_STATED TASK_
Please write what comes next in the forum thread below, about whether a small-business owner should show his face on his website, in a video message, or in his emails to win over buyers. Start right after its final sentence.

_EXCERPTED TEXT_
--------------------

# Please help



## tjohnson (Mar 10, 2010)

I have been on this forum for several months and have put alot of thought into the feedback i give others. I hope/feel my thoughts/perspective have benefited others. I mention this as it segways into a totally unrelated career question that i wanted to pose to the ladies. 

I have a small company where i do allot of phone work and many of my buyers happen to be women. My skills in smarts, organizational skills, and ability to stay on task i am probably a 5-6 but, personality/looks I am an 8-8.5 and sometimes I think i should capitalize on my strength. I happen to be of the mindset that many people single, married, old,young, men and women all tend to be drawn to people they consider attractive and enjoy the interaction with them. They may be more likely to do business with these people.

I have considered putting my picture on my website or a video message. I have also considered putting a video message link on my email message to subtly show my face. I want to be subtle and tactful. Sometimes I think it is cheesy to see a face on a resume or website. I would likely not want to “friend” 
these people on facebook so that would not be an option. 

1)	Do you agree with my premise for doing this? 
2)	Could someone view me as vein? PS. You should know I am not model-good-looking-or not anymore LOL
3)	A video message from me would be appropriate for my business? Would this be cheesy on the bottom of my emails? 
4)	I was thinking about using linked in but I suspect many people don’t use this. 

Any/all feedback welcome. 

I realize this is totally outside the scope of the site but, if I make more money my marriage improves. 


Thanks and God bless you all!


----------



## Trenton (Aug 25, 2010)

tjohnson said:


> I have been on this forum for several months and have put alot of thought into the feedback i give others. I hope/feel my thoughts/perspective have benefited others. I mention this as it segways into a totally unrelated career question that i wanted to pose to the ladies.
> 
> I have a small company where i do allot of phone work and many of my buyers happen to be women. My skills in smarts, organizational skills, and ability to stay on task i am probably a 5-6 but, personality/looks I am an 8-8.5 and sometimes I think i should capitalize on my strength. I happen to be of the mindset that many people single, married, old,young, men and women all tend to be drawn to people they consider attractive and enjoy the interaction with them. They may be more likely to do business with these people.
> 
> ...


No to the picture on the resume because that is cheesy in my opinion. Photo on business card/LinkedIn/website with message is fine and happens all the time. I use LinkedIn and many people I know also do so I wouldn't nix that resource but use it to benefit you...link it to your website, keep updated info, get others to write references for you.

Honestly, I wouldn't choose a good looking person with average skills over an average looking person with really good skills. For me it would be qualifications/education/experience first and always.

--------------------

_COLLECTED MATERIAL_
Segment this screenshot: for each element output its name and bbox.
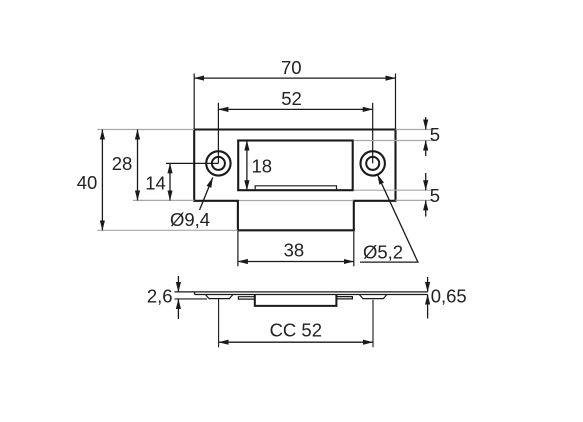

--------------------

_TASK OUTPUT_
Also, it could backfire on you. Someone might be intimidated by your looks or feel it might cause stress at the workplace, interfere with you getting your job done, etc.


----------



## AWife (Sep 25, 2010)

You are going to get a lot of different replies... Personally I think a "glamor shot" type photo is pretentious regardless of how attractive a person is. I personally am not affected by one’s looks. I like who the person is and pretentious would be my first impression of you based solely on the photo. 

I am drawn to and return to a business based on customer service. If they make me feel like an important customer and like they’ve gone the extra mile to make sure I’m happy, I’ll come back even if something there costs a little more. Coming from a very small town I like the personal touch. Now, a picture on a website can portray that type of feeling. It would not be a photo of how pretty or handsome you are, however, a photo of employees conducting business, shaking hands with a customer, or those types of things may be beneficial.


----------



## tjohnson (Mar 10, 2010)

Awife, 

Good input. We do offer great customer service but, like many fields mine is competitive so looking for "edge" as best as possible but, your insight is solid. 

Good stuff on "galamor shot" I guess i will ditch the shirtless with bowtie picture...kidding. I could not pull it off anyway. 

I also agree with you people may shy away from doing personal face to face business with someone that is very good looking as others including spouses may make assumptions about someone's motives to do business with that person. 

For sure I will likely get a myriad or responses on this one.


----------



## AWife (Sep 25, 2010)

tjohnson said:


> Good stuff on "galamor shot" I guess i will ditch the shirtless with bowtie picture...kidding. I could not pull it off anyway.


:rofl:

This is funny - partly because I really don't know if you're male or female!


----------



## Trenton (Aug 25, 2010)

AWife said:


> :rofl:
> 
> This is funny - partly because I really don't know if you're male or female!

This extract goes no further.